● WHAT IS NEEDED:
Apart from the pictures, every entry should be reproduced exactly.

(Extracts from a graphics dataset)
**********

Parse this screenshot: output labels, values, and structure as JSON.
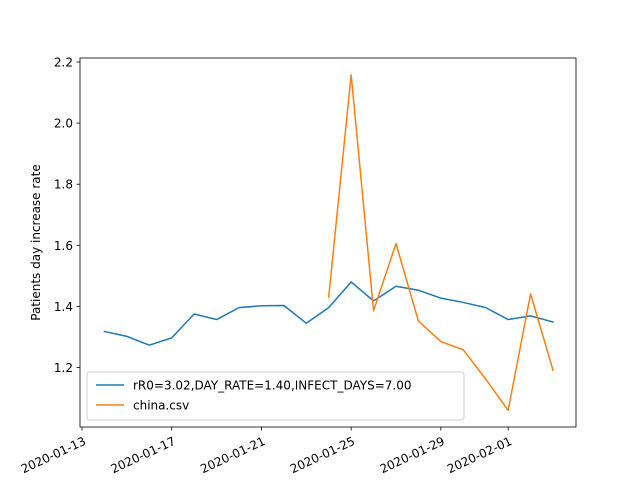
{
  "chart_data": {
    "type": "line",
    "xlabel": "",
    "ylabel": "Patients day increase rate",
    "grid": false,
    "legend_placement": "lower-left",
    "x_tick_labels": [
      "2020-01-13",
      "2020-01-17",
      "2020-01-21",
      "2020-01-25",
      "2020-01-29",
      "2020-02-01"
    ],
    "x_tick_dates": [
      "2020-01-13",
      "2020-01-17",
      "2020-01-21",
      "2020-01-25",
      "2020-01-29",
      "2020-02-01"
    ],
    "y_ticks": [
      1.2,
      1.4,
      1.6,
      1.8,
      2.0,
      2.2
    ],
    "xlim": [
      "2020-01-13",
      "2020-02-03"
    ],
    "ylim": [
      1.0,
      2.2
    ],
    "series": [
      {
        "name": "rR0=3.02,DAY_RATE=1.40,INFECT_DAYS=7.00",
        "color": "#1f77b4",
        "x": [
          "2020-01-14",
          "2020-01-15",
          "2020-01-16",
          "2020-01-17",
          "2020-01-18",
          "2020-01-19",
          "2020-01-20",
          "2020-01-21",
          "2020-01-22",
          "2020-01-23",
          "2020-01-24",
          "2020-01-25",
          "2020-01-26",
          "2020-01-27",
          "2020-01-28",
          "2020-01-29",
          "2020-01-30",
          "2020-01-31",
          "2020-02-01",
          "2020-02-02",
          "2020-02-03"
        ],
        "y": [
          1.318,
          1.302,
          1.273,
          1.297,
          1.375,
          1.357,
          1.396,
          1.402,
          1.403,
          1.345,
          1.396,
          1.48,
          1.418,
          1.466,
          1.453,
          1.427,
          1.413,
          1.396,
          1.357,
          1.369,
          1.349
        ]
      },
      {
        "name": "china.csv",
        "color": "#ff7f0e",
        "x": [
          "2020-01-24",
          "2020-01-25",
          "2020-01-26",
          "2020-01-27",
          "2020-01-28",
          "2020-01-29",
          "2020-01-30",
          "2020-01-31",
          "2020-02-01",
          "2020-02-02",
          "2020-02-03"
        ],
        "y": [
          1.431,
          2.158,
          1.386,
          1.606,
          1.352,
          1.285,
          1.258,
          1.162,
          1.06,
          1.441,
          1.191
        ]
      }
    ]
  }
}
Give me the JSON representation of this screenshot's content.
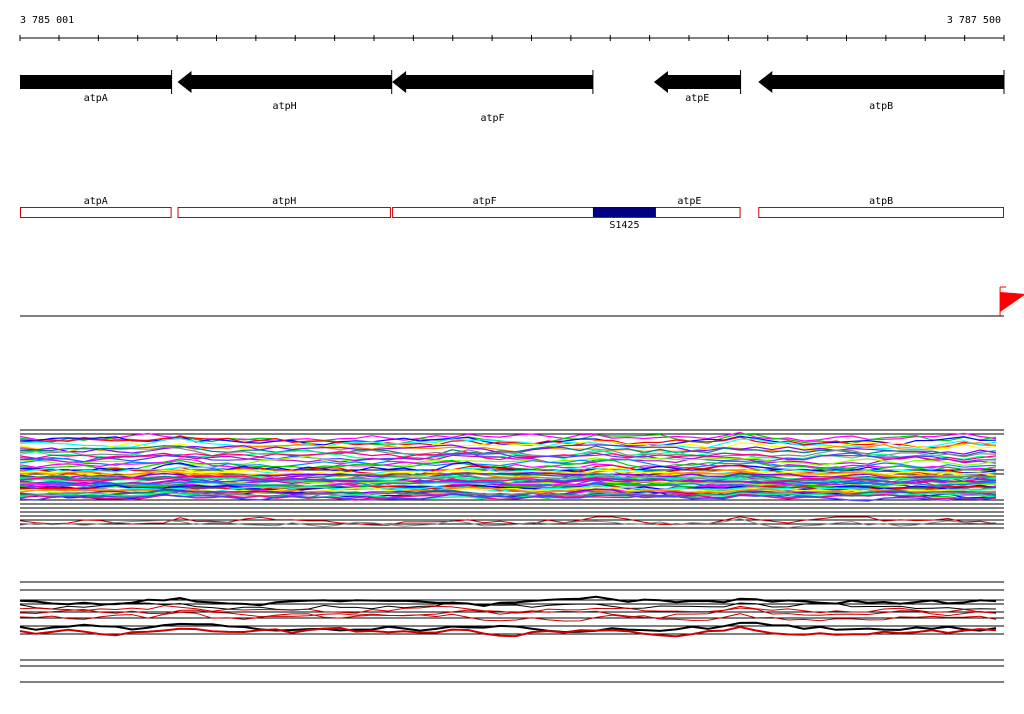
{
  "ruler": {
    "start_label": "3 785 001",
    "end_label": "3 787 500"
  },
  "colors": {
    "gene_fill": "#000000",
    "operon_outline": "#cc0000",
    "srna_fill": "#000080",
    "flag": "#ff0000",
    "axis": "#000000"
  },
  "chart_data": {
    "type": "genome-browser",
    "coordinate_range": [
      3785001,
      3787500
    ],
    "tick_step": 100,
    "genes": [
      {
        "name": "atpA",
        "start": 3785001,
        "end": 3785386,
        "strand": "-",
        "label_row": 0
      },
      {
        "name": "atpH",
        "start": 3785401,
        "end": 3785945,
        "strand": "-",
        "label_row": 1
      },
      {
        "name": "atpF",
        "start": 3785946,
        "end": 3786456,
        "strand": "-",
        "label_row": 2
      },
      {
        "name": "atpE",
        "start": 3786611,
        "end": 3786831,
        "strand": "-",
        "label_row": 0
      },
      {
        "name": "atpB",
        "start": 3786876,
        "end": 3787500,
        "strand": "-",
        "label_row": 1
      }
    ],
    "operon_boxes": [
      {
        "name": "atpA",
        "start": 3785001,
        "end": 3785386
      },
      {
        "name": "atpH",
        "start": 3785401,
        "end": 3785943
      },
      {
        "name": "atpF",
        "start": 3785946,
        "end": 3786831,
        "label_at": 3786181
      },
      {
        "name": "atpE",
        "start": 3785946,
        "end": 3786831,
        "label_at": 3786701
      },
      {
        "name": "atpB",
        "start": 3786876,
        "end": 3787500
      }
    ],
    "srna": {
      "name": "S1425",
      "start": 3786456,
      "end": 3786616
    },
    "flag_position": 3787490,
    "expression_tracks": [
      {
        "line_ids": [
          "A",
          "B",
          "C",
          "D",
          "E",
          "F",
          "G",
          "H",
          "I",
          "J",
          "K",
          "L",
          "M",
          "N",
          "O",
          "P",
          "Q",
          "R",
          "S",
          "T",
          "U",
          "V",
          "W",
          "X",
          "Y",
          "Z",
          "AA",
          "AB",
          "AC",
          "AD",
          "AE",
          "AF",
          "AG",
          "AH",
          "AI"
        ],
        "boundaries": [
          430,
          434,
          470,
          474,
          500,
          504,
          508,
          512,
          516,
          520,
          524,
          528
        ]
      },
      {
        "boundaries": [
          582,
          590,
          600,
          604,
          612,
          618,
          626,
          634,
          660,
          666,
          682
        ]
      }
    ]
  }
}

**********

● EXPECTED OUTPUT:
Parse this screenshot: output labels, values, and structure as JSON.
{
  "chart_data": {
    "type": "line",
    "xlabel": "",
    "ylabel": "Patients day increase rate",
    "grid": false,
    "legend_placement": "lower-left",
    "x_tick_labels": [
      "2020-01-13",
      "2020-01-17",
      "2020-01-21",
      "2020-01-25",
      "2020-01-29",
      "2020-02-01"
    ],
    "x_tick_dates": [
      "2020-01-13",
      "2020-01-17",
      "2020-01-21",
      "2020-01-25",
      "2020-01-29",
      "2020-02-01"
    ],
    "y_ticks": [
      1.2,
      1.4,
      1.6,
      1.8,
      2.0,
      2.2
    ],
    "xlim": [
      "2020-01-13",
      "2020-02-03"
    ],
    "ylim": [
      1.0,
      2.2
    ],
    "series": [
      {
        "name": "rR0=3.02,DAY_RATE=1.40,INFECT_DAYS=7.00",
        "color": "#1f77b4",
        "x": [
          "2020-01-14",
          "2020-01-15",
          "2020-01-16",
          "2020-01-17",
          "2020-01-18",
          "2020-01-19",
          "2020-01-20",
          "2020-01-21",
          "2020-01-22",
          "2020-01-23",
          "2020-01-24",
          "2020-01-25",
          "2020-01-26",
          "2020-01-27",
          "2020-01-28",
          "2020-01-29",
          "2020-01-30",
          "2020-01-31",
          "2020-02-01",
          "2020-02-02",
          "2020-02-03"
        ],
        "y": [
          1.318,
          1.302,
          1.273,
          1.297,
          1.375,
          1.357,
          1.396,
          1.402,
          1.403,
          1.345,
          1.396,
          1.48,
          1.418,
          1.466,
          1.453,
          1.427,
          1.413,
          1.396,
          1.357,
          1.369,
          1.349
        ]
      },
      {
        "name": "china.csv",
        "color": "#ff7f0e",
        "x": [
          "2020-01-24",
          "2020-01-25",
          "2020-01-26",
          "2020-01-27",
          "2020-01-28",
          "2020-01-29",
          "2020-01-30",
          "2020-01-31",
          "2020-02-01",
          "2020-02-02",
          "2020-02-03"
        ],
        "y": [
          1.431,
          2.158,
          1.386,
          1.606,
          1.352,
          1.285,
          1.258,
          1.162,
          1.06,
          1.441,
          1.191
        ]
      }
    ]
  }
}
Give me the JSON representation of this screenshot's content.
{
  "ruler": {
    "start_label": "3 785 001",
    "end_label": "3 787 500"
  },
  "colors": {
    "gene_fill": "#000000",
    "operon_outline": "#cc0000",
    "srna_fill": "#000080",
    "flag": "#ff0000",
    "axis": "#000000"
  },
  "chart_data": {
    "type": "genome-browser",
    "coordinate_range": [
      3785001,
      3787500
    ],
    "tick_step": 100,
    "genes": [
      {
        "name": "atpA",
        "start": 3785001,
        "end": 3785386,
        "strand": "-",
        "label_row": 0
      },
      {
        "name": "atpH",
        "start": 3785401,
        "end": 3785945,
        "strand": "-",
        "label_row": 1
      },
      {
        "name": "atpF",
        "start": 3785946,
        "end": 3786456,
        "strand": "-",
        "label_row": 2
      },
      {
        "name": "atpE",
        "start": 3786611,
        "end": 3786831,
        "strand": "-",
        "label_row": 0
      },
      {
        "name": "atpB",
        "start": 3786876,
        "end": 3787500,
        "strand": "-",
        "label_row": 1
      }
    ],
    "operon_boxes": [
      {
        "name": "atpA",
        "start": 3785001,
        "end": 3785386
      },
      {
        "name": "atpH",
        "start": 3785401,
        "end": 3785943
      },
      {
        "name": "atpF",
        "start": 3785946,
        "end": 3786831,
        "label_at": 3786181
      },
      {
        "name": "atpE",
        "start": 3785946,
        "end": 3786831,
        "label_at": 3786701
      },
      {
        "name": "atpB",
        "start": 3786876,
        "end": 3787500
      }
    ],
    "srna": {
      "name": "S1425",
      "start": 3786456,
      "end": 3786616
    },
    "flag_position": 3787490,
    "expression_tracks": [
      {
        "line_ids": [
          "A",
          "B",
          "C",
          "D",
          "E",
          "F",
          "G",
          "H",
          "I",
          "J",
          "K",
          "L",
          "M",
          "N",
          "O",
          "P",
          "Q",
          "R",
          "S",
          "T",
          "U",
          "V",
          "W",
          "X",
          "Y",
          "Z",
          "AA",
          "AB",
          "AC",
          "AD",
          "AE",
          "AF",
          "AG",
          "AH",
          "AI"
        ],
        "boundaries": [
          430,
          434,
          470,
          474,
          500,
          504,
          508,
          512,
          516,
          520,
          524,
          528
        ]
      },
      {
        "boundaries": [
          582,
          590,
          600,
          604,
          612,
          618,
          626,
          634,
          660,
          666,
          682
        ]
      }
    ]
  }
}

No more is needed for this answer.